Exercise objective — In the material below, the lines containing the word "вследствие" are required; copy each of them.
------------------------------------
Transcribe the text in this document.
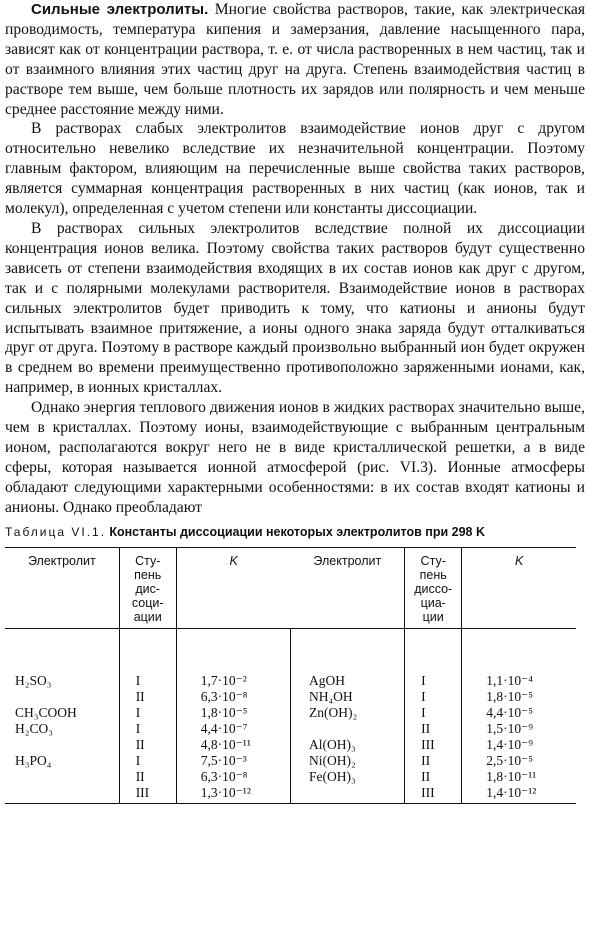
Сильные электролиты. Многие свойства растворов, такие, как электрическая проводимость, температура кипения и замерзания, давление насыщенного пара, зависят как от концентрации раствора, т. е. от числа растворенных в нем частиц, так и от взаимного влияния этих частиц друг на друга. Степень взаимодействия частиц в растворе тем выше, чем больше плотность их зарядов или полярность и чем меньше среднее расстояние между ними.

В растворах слабых электролитов взаимодействие ионов друг с другом относительно невелико вследствие их незначительной концентрации. Поэтому главным фактором, влияющим на перечисленные выше свойства таких растворов, является суммарная концентрация растворенных в них частиц (как ионов, так и молекул), определенная с учетом степени или константы диссоциации.

В растворах сильных электролитов вследствие полной их диссоциации концентрация ионов велика. Поэтому свойства таких растворов будут существенно зависеть от степени взаимодействия входящих в их состав ионов как друг с другом, так и с полярными молекулами растворителя. Взаимодействие ионов в растворах сильных электролитов будет приводить к тому, что катионы и анионы будут испытывать взаимное притяжение, а ионы одного знака заряда будут отталкиваться друг от друга. Поэтому в растворе каждый произвольно выбранный ион будет окружен в среднем во времени преимущественно противоположно заряженными ионами, как, например, в ионных кристаллах.

Однако энергия теплового движения ионов в жидких растворах значительно выше, чем в кристаллах. Поэтому ионы, взаимодействующие с выбранным центральным ионом, располагаются вокруг него не в виде кристаллической решетки, а в виде сферы, которая называется ионной атмосферой (рис. VI.3). Ионные атмосферы обладают следующими характерными особенностями: в их состав входят катионы и анионы. Однако преобладают

Таблица VI.1. Константы диссоциации некоторых электролитов при 298 K
Электролит	Сту-
пень
дис-
соци-
ации	K	Электролит	Сту-
пень
диссо-
циа-
ции	K
H₂SO₃	I	1,7·10⁻²	AgOH	I	1,1·10⁻⁴
	II	6,3·10⁻⁸	NH₄OH	I	1,8·10⁻⁵
CH₃COOH	I	1,8·10⁻⁵	Zn(OH)₂	I	4,4·10⁻⁵
H₂CO₃	I	4,4·10⁻⁷		II	1,5·10⁻⁹
	II	4,8·10⁻¹¹	Al(OH)₃	III	1,4·10⁻⁹
H₃PO₄	I	7,5·10⁻³	Ni(OH)₂	II	2,5·10⁻⁵
	II	6,3·10⁻⁸	Fe(OH)₃	II	1,8·10⁻¹¹
	III	1,3·10⁻¹²		III	1,4·10⁻¹²
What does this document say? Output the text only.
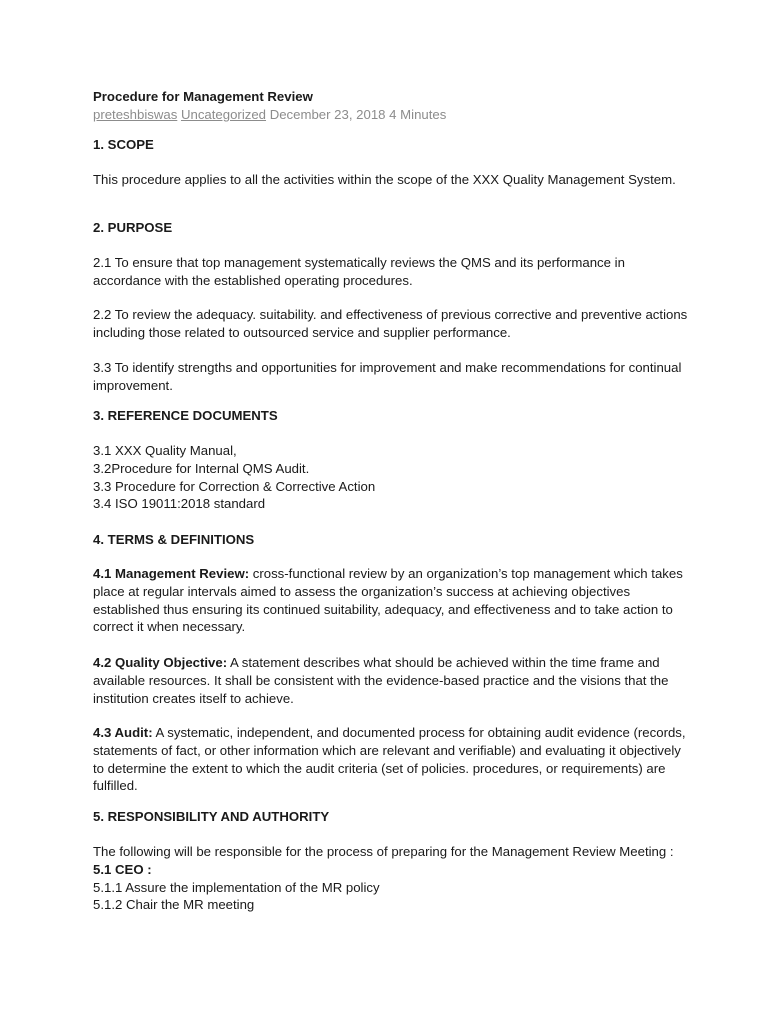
Procedure for Management Review
preteshbiswas Uncategorized December 23, 2018 4 Minutes
1. SCOPE

This procedure applies to all the activities within the scope of the XXX Quality Management System.

2. PURPOSE

2.1 To ensure that top management systematically reviews the QMS and its performance in accordance with the established operating procedures.

2.2 To review the adequacy. suitability. and effectiveness of previous corrective and preventive actions including those related to outsourced service and supplier performance.

3.3 To identify strengths and opportunities for improvement and make recommendations for continual improvement.

3. REFERENCE DOCUMENTS
3.1 XXX Quality Manual,
3.2Procedure for Internal QMS Audit.
3.3 Procedure for Correction & Corrective Action
3.4 ISO 19011:2018 standard
4. TERMS & DEFINITIONS

4.1 Management Review: cross-functional review by an organization’s top management which takes place at regular intervals aimed to assess the organization’s success at achieving objectives established thus ensuring its continued suitability, adequacy, and effectiveness and to take action to correct it when necessary.

4.2 Quality Objective: A statement describes what should be achieved within the time frame and available resources. It shall be consistent with the evidence-based practice and the visions that the institution creates itself to achieve.

4.3 Audit: A systematic, independent, and documented process for obtaining audit evidence (records, statements of fact, or other information which are relevant and verifiable) and evaluating it objectively to determine the extent to which the audit criteria (set of policies. procedures, or requirements) are fulfilled.

5. RESPONSIBILITY AND AUTHORITY
The following will be responsible for the process of preparing for the Management Review Meeting :
5.1 CEO :
5.1.1 Assure the implementation of the MR policy
5.1.2 Chair the MR meeting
------------------------------------
Exercise response —
В растворах слабых электролитов взаимодействие ионов друг с другом относительно невелико вследствие их незначительной концентрации. Поэтому главным фактором, влияющим на перечисленные выше свойства таких растворов, является суммарная концентрация растворенных в них частиц (как ионов, так и молекул), определенная с учетом степени или константы диссоциации.
В растворах сильных электролитов вследствие полной их диссоциации концентрация ионов велика. Поэтому свойства таких растворов будут существенно зависеть от степени взаимодействия входящих в их состав ионов как друг с другом, так и с полярными молекулами растворителя. Взаимодействие ионов в растворах сильных электролитов будет приводить к тому, что катионы и анионы будут испытывать взаимное притяжение, а ионы одного знака заряда будут отталкиваться друг от друга. Поэтому в растворе каждый произвольно выбранный ион будет окружен в среднем во времени преимущественно противоположно заряженными ионами, как, например, в ионных кристаллах.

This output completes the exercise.